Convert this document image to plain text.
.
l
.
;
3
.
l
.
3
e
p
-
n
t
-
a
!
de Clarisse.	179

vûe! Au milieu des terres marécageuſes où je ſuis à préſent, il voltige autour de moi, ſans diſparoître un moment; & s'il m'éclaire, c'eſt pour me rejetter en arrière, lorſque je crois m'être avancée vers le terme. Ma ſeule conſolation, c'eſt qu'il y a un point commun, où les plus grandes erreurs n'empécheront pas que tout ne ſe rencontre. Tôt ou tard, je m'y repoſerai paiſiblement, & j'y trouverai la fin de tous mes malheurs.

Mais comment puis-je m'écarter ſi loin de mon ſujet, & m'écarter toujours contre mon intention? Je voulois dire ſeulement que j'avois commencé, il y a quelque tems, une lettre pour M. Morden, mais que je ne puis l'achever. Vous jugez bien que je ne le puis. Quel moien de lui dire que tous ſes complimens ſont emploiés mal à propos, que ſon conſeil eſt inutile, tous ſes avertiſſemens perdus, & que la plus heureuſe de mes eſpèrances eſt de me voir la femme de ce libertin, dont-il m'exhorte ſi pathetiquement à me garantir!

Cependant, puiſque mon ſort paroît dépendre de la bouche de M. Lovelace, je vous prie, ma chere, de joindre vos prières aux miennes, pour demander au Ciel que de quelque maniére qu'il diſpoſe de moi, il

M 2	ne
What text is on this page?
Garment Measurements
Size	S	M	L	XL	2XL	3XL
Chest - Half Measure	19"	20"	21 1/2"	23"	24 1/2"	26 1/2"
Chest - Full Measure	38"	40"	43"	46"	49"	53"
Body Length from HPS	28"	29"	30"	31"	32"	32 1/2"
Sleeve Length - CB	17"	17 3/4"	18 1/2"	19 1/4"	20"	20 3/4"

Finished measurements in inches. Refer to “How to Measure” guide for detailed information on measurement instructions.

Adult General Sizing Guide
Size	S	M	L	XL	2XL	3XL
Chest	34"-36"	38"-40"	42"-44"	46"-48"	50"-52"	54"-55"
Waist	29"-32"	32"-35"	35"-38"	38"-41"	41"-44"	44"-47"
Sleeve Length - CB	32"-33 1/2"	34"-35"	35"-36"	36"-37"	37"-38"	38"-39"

■ ■ ■ ■

Direction:
From the records above, report the count of lines containing "this" and nothing more.

Output:
2